Quote the items from the line containing "List all visible" through the line containing "button[interactable]: 3 xyxy=(180,363,270,411)", leaving out the pictures.

+++

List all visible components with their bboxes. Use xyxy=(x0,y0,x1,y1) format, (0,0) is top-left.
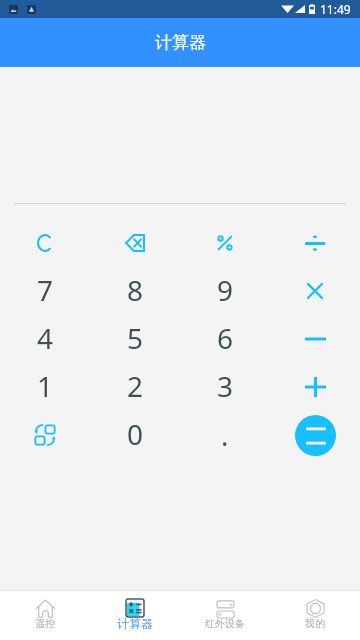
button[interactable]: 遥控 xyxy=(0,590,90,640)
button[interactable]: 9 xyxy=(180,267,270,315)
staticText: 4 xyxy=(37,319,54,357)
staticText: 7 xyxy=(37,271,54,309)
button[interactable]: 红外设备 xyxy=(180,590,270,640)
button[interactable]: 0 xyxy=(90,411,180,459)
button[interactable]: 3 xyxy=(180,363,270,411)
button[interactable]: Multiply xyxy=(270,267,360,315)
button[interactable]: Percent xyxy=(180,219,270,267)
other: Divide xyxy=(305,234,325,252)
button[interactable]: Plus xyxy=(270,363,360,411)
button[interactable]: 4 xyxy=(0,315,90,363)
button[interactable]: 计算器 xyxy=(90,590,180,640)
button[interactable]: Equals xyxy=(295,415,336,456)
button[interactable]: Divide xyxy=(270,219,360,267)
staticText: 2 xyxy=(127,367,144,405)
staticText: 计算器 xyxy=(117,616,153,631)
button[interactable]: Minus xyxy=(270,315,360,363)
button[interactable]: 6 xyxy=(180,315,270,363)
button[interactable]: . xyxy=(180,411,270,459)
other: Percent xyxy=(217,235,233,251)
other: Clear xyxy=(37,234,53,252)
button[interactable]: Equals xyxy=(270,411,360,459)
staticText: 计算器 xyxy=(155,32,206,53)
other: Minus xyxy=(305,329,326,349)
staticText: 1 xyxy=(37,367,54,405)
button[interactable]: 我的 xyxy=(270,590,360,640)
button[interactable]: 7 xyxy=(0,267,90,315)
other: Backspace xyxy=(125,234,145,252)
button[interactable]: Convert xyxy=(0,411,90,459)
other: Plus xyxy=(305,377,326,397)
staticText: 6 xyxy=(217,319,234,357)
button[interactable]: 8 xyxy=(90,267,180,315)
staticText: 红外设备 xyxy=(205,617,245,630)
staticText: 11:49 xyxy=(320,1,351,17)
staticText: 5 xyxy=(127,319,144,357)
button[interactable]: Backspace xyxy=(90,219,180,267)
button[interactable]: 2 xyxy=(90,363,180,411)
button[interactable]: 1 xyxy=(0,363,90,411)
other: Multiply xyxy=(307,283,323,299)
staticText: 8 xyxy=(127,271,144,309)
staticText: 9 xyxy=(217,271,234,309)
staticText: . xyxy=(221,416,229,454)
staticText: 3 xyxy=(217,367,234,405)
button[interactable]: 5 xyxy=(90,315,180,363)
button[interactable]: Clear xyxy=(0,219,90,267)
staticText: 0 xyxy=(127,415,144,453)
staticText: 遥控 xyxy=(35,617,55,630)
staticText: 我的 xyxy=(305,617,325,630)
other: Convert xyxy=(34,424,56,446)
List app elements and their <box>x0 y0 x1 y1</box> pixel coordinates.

+++

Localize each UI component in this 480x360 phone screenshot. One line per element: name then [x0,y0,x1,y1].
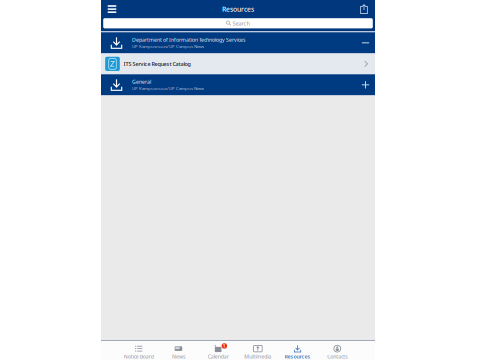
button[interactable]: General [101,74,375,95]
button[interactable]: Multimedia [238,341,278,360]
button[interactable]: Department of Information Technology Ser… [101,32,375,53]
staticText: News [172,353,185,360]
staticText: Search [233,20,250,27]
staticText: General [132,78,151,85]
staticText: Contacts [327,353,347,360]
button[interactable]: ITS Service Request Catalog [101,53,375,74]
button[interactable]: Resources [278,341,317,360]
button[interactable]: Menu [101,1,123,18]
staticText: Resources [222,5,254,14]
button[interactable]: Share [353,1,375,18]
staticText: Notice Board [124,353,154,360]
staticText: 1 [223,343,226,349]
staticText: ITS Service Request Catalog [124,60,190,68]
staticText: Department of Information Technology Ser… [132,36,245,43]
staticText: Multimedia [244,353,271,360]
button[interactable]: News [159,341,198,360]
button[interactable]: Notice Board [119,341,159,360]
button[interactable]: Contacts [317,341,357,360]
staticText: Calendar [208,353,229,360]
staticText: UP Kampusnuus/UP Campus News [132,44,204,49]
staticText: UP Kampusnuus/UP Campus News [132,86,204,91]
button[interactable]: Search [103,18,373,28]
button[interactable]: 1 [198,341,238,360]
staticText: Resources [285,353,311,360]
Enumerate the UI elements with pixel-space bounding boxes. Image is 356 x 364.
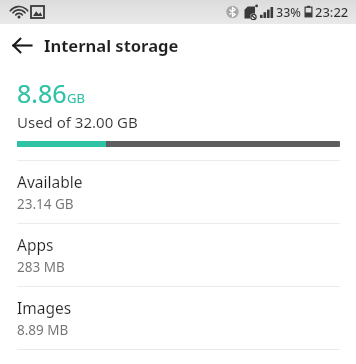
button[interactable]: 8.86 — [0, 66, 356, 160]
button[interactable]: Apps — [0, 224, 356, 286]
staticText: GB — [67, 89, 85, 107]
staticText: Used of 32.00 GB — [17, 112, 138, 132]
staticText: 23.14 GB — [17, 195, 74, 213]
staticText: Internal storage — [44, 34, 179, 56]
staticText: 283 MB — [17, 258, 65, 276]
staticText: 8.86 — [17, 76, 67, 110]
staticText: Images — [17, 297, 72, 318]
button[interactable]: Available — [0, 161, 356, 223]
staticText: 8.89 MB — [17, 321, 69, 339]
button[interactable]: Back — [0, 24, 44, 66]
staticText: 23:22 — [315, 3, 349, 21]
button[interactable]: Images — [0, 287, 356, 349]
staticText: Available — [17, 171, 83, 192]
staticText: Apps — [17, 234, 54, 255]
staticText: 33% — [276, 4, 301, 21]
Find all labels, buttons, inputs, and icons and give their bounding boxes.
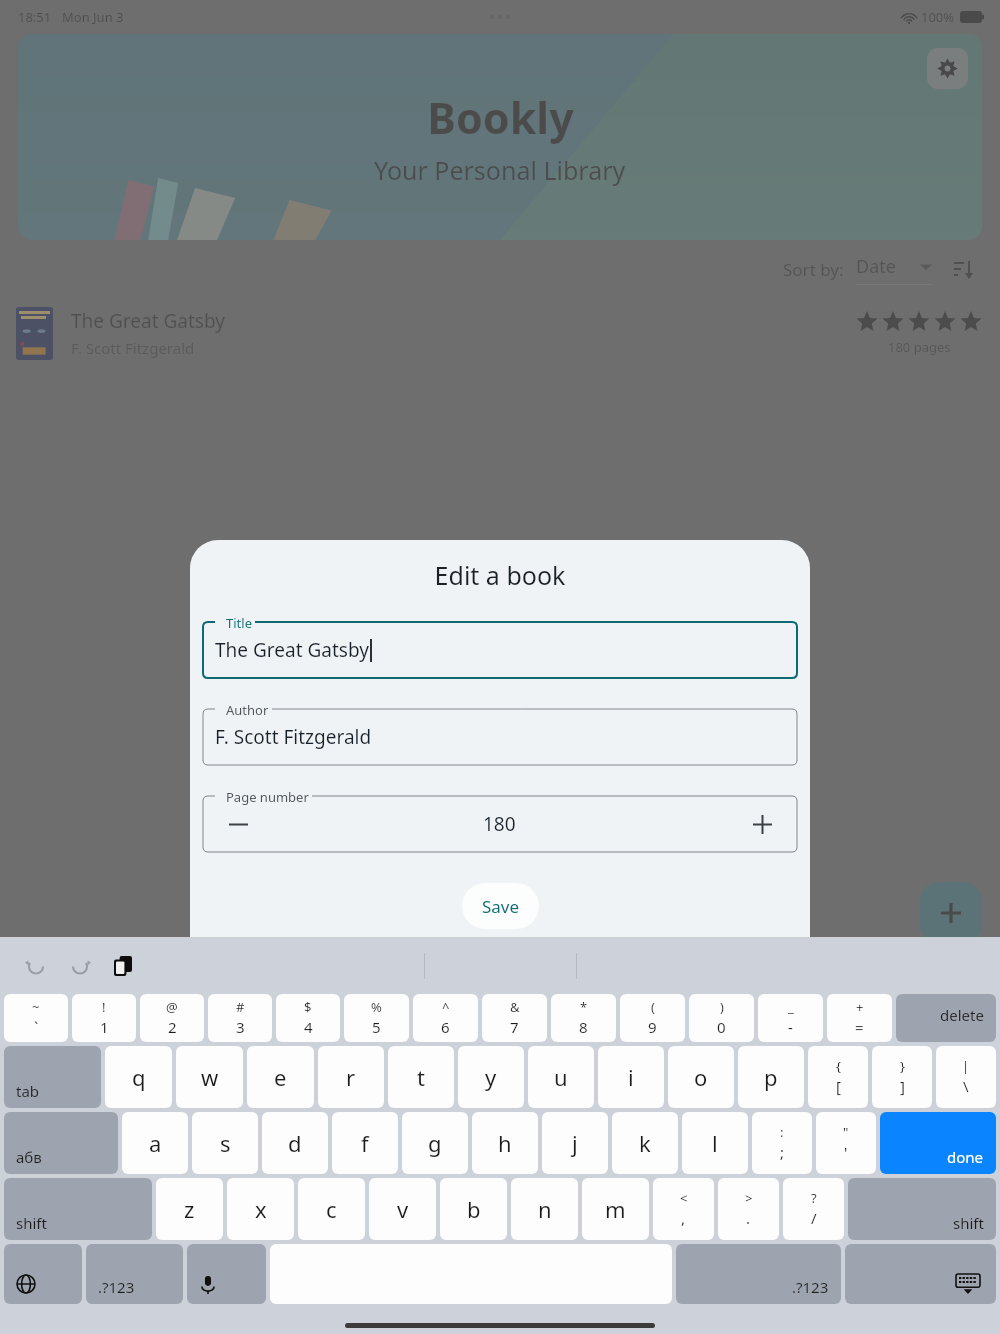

+++

TASK OUTPUT =>
List all visible components with their bboxes. Use xyxy=(x0,y0,x1,y1) format, (0,0) is top-left.
button[interactable]: 遥控 xyxy=(0,590,90,640)
button[interactable]: 9 xyxy=(180,267,270,315)
staticText: 4 xyxy=(37,319,54,357)
staticText: 7 xyxy=(37,271,54,309)
button[interactable]: 红外设备 xyxy=(180,590,270,640)
button[interactable]: 0 xyxy=(90,411,180,459)
button[interactable]: 3 xyxy=(180,363,270,411)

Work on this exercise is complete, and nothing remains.